[Work to be completed] Look through the data below and return each line where "value" appears.

Figure dataset records
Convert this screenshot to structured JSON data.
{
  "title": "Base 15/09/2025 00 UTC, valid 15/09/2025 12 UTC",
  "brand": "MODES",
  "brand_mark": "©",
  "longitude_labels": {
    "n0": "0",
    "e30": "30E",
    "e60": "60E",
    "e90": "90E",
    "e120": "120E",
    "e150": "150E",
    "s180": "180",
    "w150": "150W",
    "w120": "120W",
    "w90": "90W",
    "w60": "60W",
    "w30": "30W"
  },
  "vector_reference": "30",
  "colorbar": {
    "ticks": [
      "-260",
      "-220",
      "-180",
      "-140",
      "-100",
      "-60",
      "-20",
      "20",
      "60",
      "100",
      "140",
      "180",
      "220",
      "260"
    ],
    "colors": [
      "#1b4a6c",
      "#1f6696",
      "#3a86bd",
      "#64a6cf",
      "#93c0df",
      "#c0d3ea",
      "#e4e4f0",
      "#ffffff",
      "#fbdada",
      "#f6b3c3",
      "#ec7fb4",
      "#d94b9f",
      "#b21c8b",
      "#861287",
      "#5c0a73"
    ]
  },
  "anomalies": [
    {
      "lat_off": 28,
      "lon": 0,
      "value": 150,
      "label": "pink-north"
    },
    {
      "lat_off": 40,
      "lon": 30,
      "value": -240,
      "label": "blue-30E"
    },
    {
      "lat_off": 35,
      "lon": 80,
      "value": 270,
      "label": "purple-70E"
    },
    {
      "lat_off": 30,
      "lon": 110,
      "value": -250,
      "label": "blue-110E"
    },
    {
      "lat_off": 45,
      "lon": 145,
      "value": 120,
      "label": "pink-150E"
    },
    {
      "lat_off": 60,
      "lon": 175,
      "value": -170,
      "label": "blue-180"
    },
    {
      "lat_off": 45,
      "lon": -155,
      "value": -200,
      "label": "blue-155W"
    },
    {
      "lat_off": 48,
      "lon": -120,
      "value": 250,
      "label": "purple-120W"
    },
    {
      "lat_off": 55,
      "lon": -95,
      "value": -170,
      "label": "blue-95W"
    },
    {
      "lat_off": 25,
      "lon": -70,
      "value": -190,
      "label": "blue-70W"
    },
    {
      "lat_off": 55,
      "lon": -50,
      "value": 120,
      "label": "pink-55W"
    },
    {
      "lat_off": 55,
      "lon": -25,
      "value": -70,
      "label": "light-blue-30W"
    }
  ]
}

[Exercise response]
      "value": 150,
      "value": -240,
      "value": 270,
      "value": -250,
      "value": 120,
      "value": -170,
      "value": -200,
      "value": 250,
      "value": -170,
      "value": -190,
      "value": 120,
      "value": -70,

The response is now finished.